PROBLEM TO WORK ON: Print out each record below, unaltered and complete, without its images.

EXERCISE INPUT:
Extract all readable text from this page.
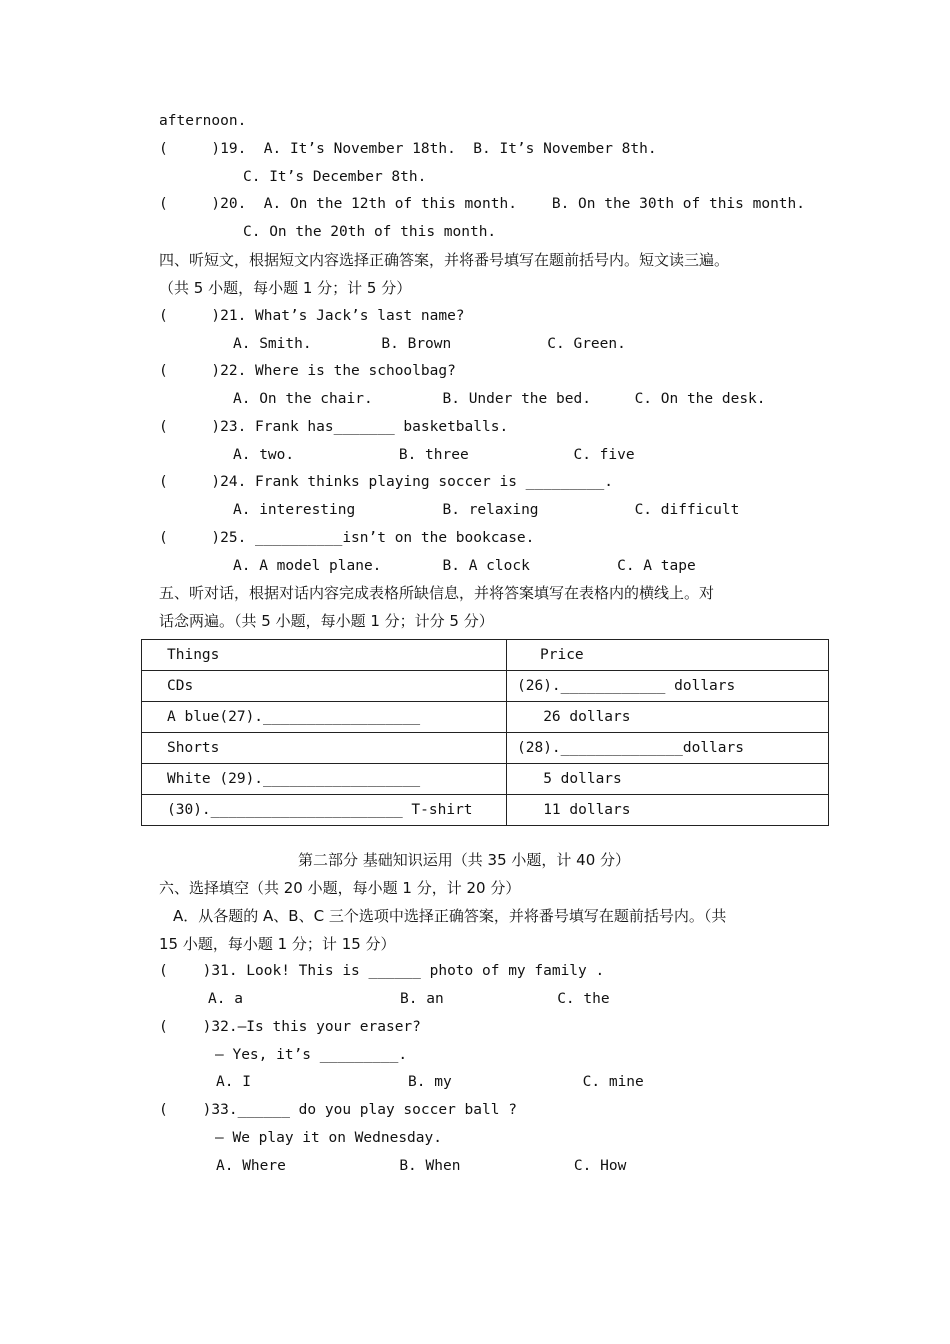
afternoon.
(     )19.  A. It’s November 18th.  B. It’s November 8th.
C. It’s December 8th.
(     )20.  A. On the 12th of this month.    B. On the 30th of this month.
C. On the 20th of this month.
四、听短文，根据短文内容选择正确答案，并将番号填写在题前括号内。短文读三遍。
（共 5 小题，每小题 1 分；计 5 分）
(     )21. What’s Jack’s last name?
A. Smith.        B. Brown           C. Green.
(     )22. Where is the schoolbag?
A. On the chair.        B. Under the bed.     C. On the desk.
(     )23. Frank has_______ basketballs.
A. two.            B. three            C. five
(     )24. Frank thinks playing soccer is _________.
A. interesting          B. relaxing           C. difficult
(     )25. __________isn’t on the bookcase.
A. A model plane.       B. A clock          C. A tape
五、听对话，根据对话内容完成表格所缺信息，并将答案填写在表格内的横线上。对
话念两遍。（共 5 小题，每小题 1 分；计分 5 分）
Things	Price
CDs	(26).____________ dollars
A blue(27).__________________	26 dollars
Shorts	(28).______________dollars
White (29).__________________	5 dollars
(30).______________________ T-shirt	11 dollars
第二部分 基础知识运用（共 35 小题，计 40 分）
六、选择填空（共 20 小题，每小题 1 分，计 20 分）
A．从各题的 A、B、C 三个选项中选择正确答案，并将番号填写在题前括号内。（共
15 小题，每小题 1 分；计 15 分）
(    )31. Look! This is ______ photo of my family .
A. a                  B. an             C. the
(    )32.—Is this your eraser?
— Yes, it’s _________.
A. I                  B. my               C. mine
(    )33.______ do you play soccer ball ?
— We play it on Wednesday.
A. Where             B. When             C. How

REPLY TO THE EXERCISE:
Extract all readable text from this page.
afternoon.
(     )19.  A. It’s November 18th.  B. It’s November 8th.
C. It’s December 8th.
(     )20.  A. On the 12th of this month.    B. On the 30th of this month.
C. On the 20th of this month.
四、听短文，根据短文内容选择正确答案，并将番号填写在题前括号内。短文读三遍。
（共 5 小题，每小题 1 分；计 5 分）
(     )21. What’s Jack’s last name?
A. Smith.        B. Brown           C. Green.
(     )22. Where is the schoolbag?
A. On the chair.        B. Under the bed.     C. On the desk.
(     )23. Frank has_______ basketballs.
A. two.            B. three            C. five
(     )24. Frank thinks playing soccer is _________.
A. interesting          B. relaxing           C. difficult
(     )25. __________isn’t on the bookcase.
A. A model plane.       B. A clock          C. A tape
五、听对话，根据对话内容完成表格所缺信息，并将答案填写在表格内的横线上。对
话念两遍。（共 5 小题，每小题 1 分；计分 5 分）
Things	Price
CDs	(26).____________ dollars
A blue(27).__________________	26 dollars
Shorts	(28).______________dollars
White (29).__________________	5 dollars
(30).______________________ T-shirt	11 dollars
第二部分 基础知识运用（共 35 小题，计 40 分）
六、选择填空（共 20 小题，每小题 1 分，计 20 分）
A．从各题的 A、B、C 三个选项中选择正确答案，并将番号填写在题前括号内。（共
15 小题，每小题 1 分；计 15 分）
(    )31. Look! This is ______ photo of my family .
A. a                  B. an             C. the
(    )32.—Is this your eraser?
— Yes, it’s _________.
A. I                  B. my               C. mine
(    )33.______ do you play soccer ball ?
— We play it on Wednesday.
A. Where             B. When             C. How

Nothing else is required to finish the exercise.